» **Task to complete**
Print the listing as it stands, omitting all images.

» **Task inputs**

'''

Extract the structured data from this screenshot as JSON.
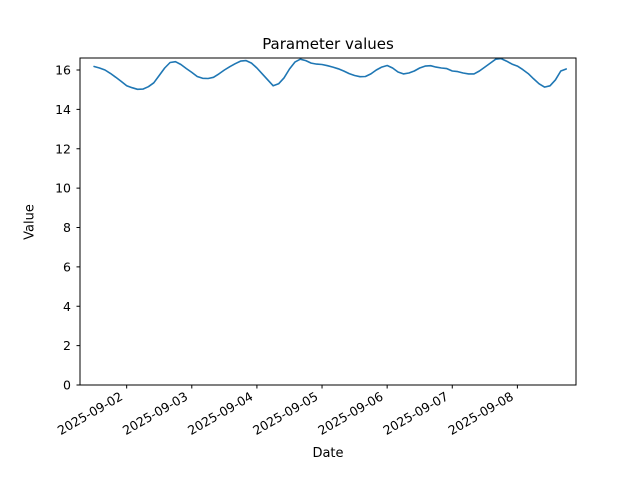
{
  "figure": {
    "background": "#ffffff",
    "text_color": "#000000"
  },
  "chart_data": {
    "type": "line",
    "title": "Parameter values",
    "xlabel": "Date",
    "ylabel": "Value",
    "grid": false,
    "legend": null,
    "line_color": "#1f77b4",
    "spine_color": "#000000",
    "y_ticks": [
      0,
      2,
      4,
      6,
      8,
      10,
      12,
      14,
      16
    ],
    "ylim": [
      0,
      16.61
    ],
    "xlim": [
      "2025-09-01 06:48",
      "2025-09-08 21:36"
    ],
    "x_tick_labels": [
      "2025-09-02",
      "2025-09-03",
      "2025-09-04",
      "2025-09-05",
      "2025-09-06",
      "2025-09-07",
      "2025-09-08"
    ],
    "x_tick_rotation_deg": 30,
    "series": [
      {
        "name": "parameter-values",
        "color": "#1f77b4",
        "points": [
          [
            "2025-09-01 12:00",
            16.18
          ],
          [
            "2025-09-01 14:00",
            16.1
          ],
          [
            "2025-09-01 16:00",
            16.0
          ],
          [
            "2025-09-01 18:00",
            15.83
          ],
          [
            "2025-09-01 20:00",
            15.63
          ],
          [
            "2025-09-01 22:00",
            15.42
          ],
          [
            "2025-09-02 00:00",
            15.2
          ],
          [
            "2025-09-02 02:00",
            15.1
          ],
          [
            "2025-09-02 04:00",
            15.02
          ],
          [
            "2025-09-02 06:00",
            15.03
          ],
          [
            "2025-09-02 08:00",
            15.15
          ],
          [
            "2025-09-02 10:00",
            15.35
          ],
          [
            "2025-09-02 12:00",
            15.72
          ],
          [
            "2025-09-02 14:00",
            16.1
          ],
          [
            "2025-09-02 16:00",
            16.38
          ],
          [
            "2025-09-02 18:00",
            16.42
          ],
          [
            "2025-09-02 20:00",
            16.28
          ],
          [
            "2025-09-02 22:00",
            16.07
          ],
          [
            "2025-09-03 00:00",
            15.88
          ],
          [
            "2025-09-03 02:00",
            15.67
          ],
          [
            "2025-09-03 04:00",
            15.58
          ],
          [
            "2025-09-03 06:00",
            15.57
          ],
          [
            "2025-09-03 08:00",
            15.63
          ],
          [
            "2025-09-03 10:00",
            15.8
          ],
          [
            "2025-09-03 12:00",
            16.0
          ],
          [
            "2025-09-03 14:00",
            16.17
          ],
          [
            "2025-09-03 16:00",
            16.32
          ],
          [
            "2025-09-03 18:00",
            16.45
          ],
          [
            "2025-09-03 20:00",
            16.48
          ],
          [
            "2025-09-03 22:00",
            16.35
          ],
          [
            "2025-09-04 00:00",
            16.1
          ],
          [
            "2025-09-04 02:00",
            15.8
          ],
          [
            "2025-09-04 04:00",
            15.5
          ],
          [
            "2025-09-04 06:00",
            15.2
          ],
          [
            "2025-09-04 08:00",
            15.3
          ],
          [
            "2025-09-04 10:00",
            15.6
          ],
          [
            "2025-09-04 12:00",
            16.05
          ],
          [
            "2025-09-04 14:00",
            16.4
          ],
          [
            "2025-09-04 16:00",
            16.55
          ],
          [
            "2025-09-04 18:00",
            16.48
          ],
          [
            "2025-09-04 20:00",
            16.35
          ],
          [
            "2025-09-04 22:00",
            16.3
          ],
          [
            "2025-09-05 00:00",
            16.28
          ],
          [
            "2025-09-05 02:00",
            16.22
          ],
          [
            "2025-09-05 04:00",
            16.15
          ],
          [
            "2025-09-05 06:00",
            16.06
          ],
          [
            "2025-09-05 08:00",
            15.95
          ],
          [
            "2025-09-05 10:00",
            15.82
          ],
          [
            "2025-09-05 12:00",
            15.72
          ],
          [
            "2025-09-05 14:00",
            15.66
          ],
          [
            "2025-09-05 16:00",
            15.67
          ],
          [
            "2025-09-05 18:00",
            15.8
          ],
          [
            "2025-09-05 20:00",
            16.0
          ],
          [
            "2025-09-05 22:00",
            16.15
          ],
          [
            "2025-09-06 00:00",
            16.23
          ],
          [
            "2025-09-06 02:00",
            16.1
          ],
          [
            "2025-09-06 04:00",
            15.9
          ],
          [
            "2025-09-06 06:00",
            15.8
          ],
          [
            "2025-09-06 08:00",
            15.85
          ],
          [
            "2025-09-06 10:00",
            15.95
          ],
          [
            "2025-09-06 12:00",
            16.1
          ],
          [
            "2025-09-06 14:00",
            16.2
          ],
          [
            "2025-09-06 16:00",
            16.22
          ],
          [
            "2025-09-06 18:00",
            16.15
          ],
          [
            "2025-09-06 20:00",
            16.1
          ],
          [
            "2025-09-06 22:00",
            16.07
          ],
          [
            "2025-09-07 00:00",
            15.95
          ],
          [
            "2025-09-07 02:00",
            15.92
          ],
          [
            "2025-09-07 04:00",
            15.85
          ],
          [
            "2025-09-07 06:00",
            15.8
          ],
          [
            "2025-09-07 08:00",
            15.8
          ],
          [
            "2025-09-07 10:00",
            15.95
          ],
          [
            "2025-09-07 12:00",
            16.15
          ],
          [
            "2025-09-07 14:00",
            16.35
          ],
          [
            "2025-09-07 16:00",
            16.55
          ],
          [
            "2025-09-07 18:00",
            16.58
          ],
          [
            "2025-09-07 20:00",
            16.45
          ],
          [
            "2025-09-07 22:00",
            16.3
          ],
          [
            "2025-09-08 00:00",
            16.2
          ],
          [
            "2025-09-08 02:00",
            16.02
          ],
          [
            "2025-09-08 04:00",
            15.82
          ],
          [
            "2025-09-08 06:00",
            15.55
          ],
          [
            "2025-09-08 08:00",
            15.3
          ],
          [
            "2025-09-08 10:00",
            15.13
          ],
          [
            "2025-09-08 12:00",
            15.2
          ],
          [
            "2025-09-08 14:00",
            15.5
          ],
          [
            "2025-09-08 16:00",
            15.95
          ],
          [
            "2025-09-08 18:00",
            16.05
          ]
        ]
      }
    ]
  }
}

'''

» **Solved problem**
Extract the structured data from this screenshot as JSON.
{
  "figure": {
    "background": "#ffffff",
    "text_color": "#000000"
  },
  "chart_data": {
    "type": "line",
    "title": "Parameter values",
    "xlabel": "Date",
    "ylabel": "Value",
    "grid": false,
    "legend": null,
    "line_color": "#1f77b4",
    "spine_color": "#000000",
    "y_ticks": [
      0,
      2,
      4,
      6,
      8,
      10,
      12,
      14,
      16
    ],
    "ylim": [
      0,
      16.61
    ],
    "xlim": [
      "2025-09-01 06:48",
      "2025-09-08 21:36"
    ],
    "x_tick_labels": [
      "2025-09-02",
      "2025-09-03",
      "2025-09-04",
      "2025-09-05",
      "2025-09-06",
      "2025-09-07",
      "2025-09-08"
    ],
    "x_tick_rotation_deg": 30,
    "series": [
      {
        "name": "parameter-values",
        "color": "#1f77b4",
        "points": [
          [
            "2025-09-01 12:00",
            16.18
          ],
          [
            "2025-09-01 14:00",
            16.1
          ],
          [
            "2025-09-01 16:00",
            16.0
          ],
          [
            "2025-09-01 18:00",
            15.83
          ],
          [
            "2025-09-01 20:00",
            15.63
          ],
          [
            "2025-09-01 22:00",
            15.42
          ],
          [
            "2025-09-02 00:00",
            15.2
          ],
          [
            "2025-09-02 02:00",
            15.1
          ],
          [
            "2025-09-02 04:00",
            15.02
          ],
          [
            "2025-09-02 06:00",
            15.03
          ],
          [
            "2025-09-02 08:00",
            15.15
          ],
          [
            "2025-09-02 10:00",
            15.35
          ],
          [
            "2025-09-02 12:00",
            15.72
          ],
          [
            "2025-09-02 14:00",
            16.1
          ],
          [
            "2025-09-02 16:00",
            16.38
          ],
          [
            "2025-09-02 18:00",
            16.42
          ],
          [
            "2025-09-02 20:00",
            16.28
          ],
          [
            "2025-09-02 22:00",
            16.07
          ],
          [
            "2025-09-03 00:00",
            15.88
          ],
          [
            "2025-09-03 02:00",
            15.67
          ],
          [
            "2025-09-03 04:00",
            15.58
          ],
          [
            "2025-09-03 06:00",
            15.57
          ],
          [
            "2025-09-03 08:00",
            15.63
          ],
          [
            "2025-09-03 10:00",
            15.8
          ],
          [
            "2025-09-03 12:00",
            16.0
          ],
          [
            "2025-09-03 14:00",
            16.17
          ],
          [
            "2025-09-03 16:00",
            16.32
          ],
          [
            "2025-09-03 18:00",
            16.45
          ],
          [
            "2025-09-03 20:00",
            16.48
          ],
          [
            "2025-09-03 22:00",
            16.35
          ],
          [
            "2025-09-04 00:00",
            16.1
          ],
          [
            "2025-09-04 02:00",
            15.8
          ],
          [
            "2025-09-04 04:00",
            15.5
          ],
          [
            "2025-09-04 06:00",
            15.2
          ],
          [
            "2025-09-04 08:00",
            15.3
          ],
          [
            "2025-09-04 10:00",
            15.6
          ],
          [
            "2025-09-04 12:00",
            16.05
          ],
          [
            "2025-09-04 14:00",
            16.4
          ],
          [
            "2025-09-04 16:00",
            16.55
          ],
          [
            "2025-09-04 18:00",
            16.48
          ],
          [
            "2025-09-04 20:00",
            16.35
          ],
          [
            "2025-09-04 22:00",
            16.3
          ],
          [
            "2025-09-05 00:00",
            16.28
          ],
          [
            "2025-09-05 02:00",
            16.22
          ],
          [
            "2025-09-05 04:00",
            16.15
          ],
          [
            "2025-09-05 06:00",
            16.06
          ],
          [
            "2025-09-05 08:00",
            15.95
          ],
          [
            "2025-09-05 10:00",
            15.82
          ],
          [
            "2025-09-05 12:00",
            15.72
          ],
          [
            "2025-09-05 14:00",
            15.66
          ],
          [
            "2025-09-05 16:00",
            15.67
          ],
          [
            "2025-09-05 18:00",
            15.8
          ],
          [
            "2025-09-05 20:00",
            16.0
          ],
          [
            "2025-09-05 22:00",
            16.15
          ],
          [
            "2025-09-06 00:00",
            16.23
          ],
          [
            "2025-09-06 02:00",
            16.1
          ],
          [
            "2025-09-06 04:00",
            15.9
          ],
          [
            "2025-09-06 06:00",
            15.8
          ],
          [
            "2025-09-06 08:00",
            15.85
          ],
          [
            "2025-09-06 10:00",
            15.95
          ],
          [
            "2025-09-06 12:00",
            16.1
          ],
          [
            "2025-09-06 14:00",
            16.2
          ],
          [
            "2025-09-06 16:00",
            16.22
          ],
          [
            "2025-09-06 18:00",
            16.15
          ],
          [
            "2025-09-06 20:00",
            16.1
          ],
          [
            "2025-09-06 22:00",
            16.07
          ],
          [
            "2025-09-07 00:00",
            15.95
          ],
          [
            "2025-09-07 02:00",
            15.92
          ],
          [
            "2025-09-07 04:00",
            15.85
          ],
          [
            "2025-09-07 06:00",
            15.8
          ],
          [
            "2025-09-07 08:00",
            15.8
          ],
          [
            "2025-09-07 10:00",
            15.95
          ],
          [
            "2025-09-07 12:00",
            16.15
          ],
          [
            "2025-09-07 14:00",
            16.35
          ],
          [
            "2025-09-07 16:00",
            16.55
          ],
          [
            "2025-09-07 18:00",
            16.58
          ],
          [
            "2025-09-07 20:00",
            16.45
          ],
          [
            "2025-09-07 22:00",
            16.3
          ],
          [
            "2025-09-08 00:00",
            16.2
          ],
          [
            "2025-09-08 02:00",
            16.02
          ],
          [
            "2025-09-08 04:00",
            15.82
          ],
          [
            "2025-09-08 06:00",
            15.55
          ],
          [
            "2025-09-08 08:00",
            15.3
          ],
          [
            "2025-09-08 10:00",
            15.13
          ],
          [
            "2025-09-08 12:00",
            15.2
          ],
          [
            "2025-09-08 14:00",
            15.5
          ],
          [
            "2025-09-08 16:00",
            15.95
          ],
          [
            "2025-09-08 18:00",
            16.05
          ]
        ]
      }
    ]
  }
}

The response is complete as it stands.